- _TASK_:
State how many lines in the entries below contain "роста". Write nothing but the number.

Data extracted from a collection
++++++++++++++++++++
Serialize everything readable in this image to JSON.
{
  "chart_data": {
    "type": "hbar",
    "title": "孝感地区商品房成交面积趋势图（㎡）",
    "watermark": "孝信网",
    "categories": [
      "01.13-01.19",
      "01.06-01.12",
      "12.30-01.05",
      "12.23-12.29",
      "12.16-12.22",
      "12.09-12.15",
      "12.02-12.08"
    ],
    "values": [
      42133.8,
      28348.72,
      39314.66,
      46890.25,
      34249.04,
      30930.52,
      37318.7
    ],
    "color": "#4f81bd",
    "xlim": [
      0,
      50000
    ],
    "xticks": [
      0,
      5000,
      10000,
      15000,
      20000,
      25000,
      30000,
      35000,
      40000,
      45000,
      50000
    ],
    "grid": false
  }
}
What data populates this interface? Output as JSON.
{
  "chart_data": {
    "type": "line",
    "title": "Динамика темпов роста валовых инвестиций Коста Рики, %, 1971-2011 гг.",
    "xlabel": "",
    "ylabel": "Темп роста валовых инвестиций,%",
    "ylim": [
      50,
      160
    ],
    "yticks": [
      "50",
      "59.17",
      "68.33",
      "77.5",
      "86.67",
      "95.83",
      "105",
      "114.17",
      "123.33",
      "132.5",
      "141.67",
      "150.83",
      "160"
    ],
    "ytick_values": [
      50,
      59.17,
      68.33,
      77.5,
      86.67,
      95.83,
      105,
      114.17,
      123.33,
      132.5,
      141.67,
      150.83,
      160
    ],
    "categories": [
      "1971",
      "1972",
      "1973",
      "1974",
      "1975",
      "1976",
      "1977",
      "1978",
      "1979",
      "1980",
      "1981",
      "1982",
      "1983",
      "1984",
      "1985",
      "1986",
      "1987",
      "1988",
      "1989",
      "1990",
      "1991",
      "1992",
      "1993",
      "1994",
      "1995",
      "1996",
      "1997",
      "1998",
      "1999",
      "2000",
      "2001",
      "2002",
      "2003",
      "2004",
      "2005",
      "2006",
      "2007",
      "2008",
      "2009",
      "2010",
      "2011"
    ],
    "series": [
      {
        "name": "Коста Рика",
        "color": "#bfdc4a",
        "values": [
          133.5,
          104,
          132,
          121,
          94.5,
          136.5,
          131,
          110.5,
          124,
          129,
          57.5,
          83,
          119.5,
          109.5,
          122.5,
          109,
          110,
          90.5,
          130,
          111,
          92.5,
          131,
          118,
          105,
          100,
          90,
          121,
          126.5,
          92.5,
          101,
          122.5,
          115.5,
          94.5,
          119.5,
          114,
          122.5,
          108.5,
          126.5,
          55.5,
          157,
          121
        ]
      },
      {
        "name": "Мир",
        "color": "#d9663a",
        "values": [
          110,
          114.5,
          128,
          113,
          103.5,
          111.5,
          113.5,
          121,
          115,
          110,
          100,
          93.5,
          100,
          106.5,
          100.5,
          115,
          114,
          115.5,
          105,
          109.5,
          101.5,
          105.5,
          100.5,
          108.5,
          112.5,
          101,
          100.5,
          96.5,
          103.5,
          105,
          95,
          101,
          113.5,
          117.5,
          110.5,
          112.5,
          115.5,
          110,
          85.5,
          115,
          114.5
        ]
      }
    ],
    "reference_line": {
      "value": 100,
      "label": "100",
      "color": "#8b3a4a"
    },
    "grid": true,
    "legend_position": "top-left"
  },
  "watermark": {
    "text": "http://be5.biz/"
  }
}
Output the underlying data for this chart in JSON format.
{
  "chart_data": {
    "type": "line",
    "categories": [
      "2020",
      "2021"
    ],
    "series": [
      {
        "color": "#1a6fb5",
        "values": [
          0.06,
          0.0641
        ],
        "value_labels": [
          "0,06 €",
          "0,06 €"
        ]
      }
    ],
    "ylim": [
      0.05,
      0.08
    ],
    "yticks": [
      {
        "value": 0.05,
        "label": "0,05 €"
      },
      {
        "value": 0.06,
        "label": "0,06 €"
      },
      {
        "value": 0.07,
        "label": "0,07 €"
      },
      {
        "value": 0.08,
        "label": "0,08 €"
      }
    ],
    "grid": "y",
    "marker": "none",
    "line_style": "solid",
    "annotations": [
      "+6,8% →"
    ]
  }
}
++++++++++++++++++++
- _ANSWER TO THIS PROBLEM_:
2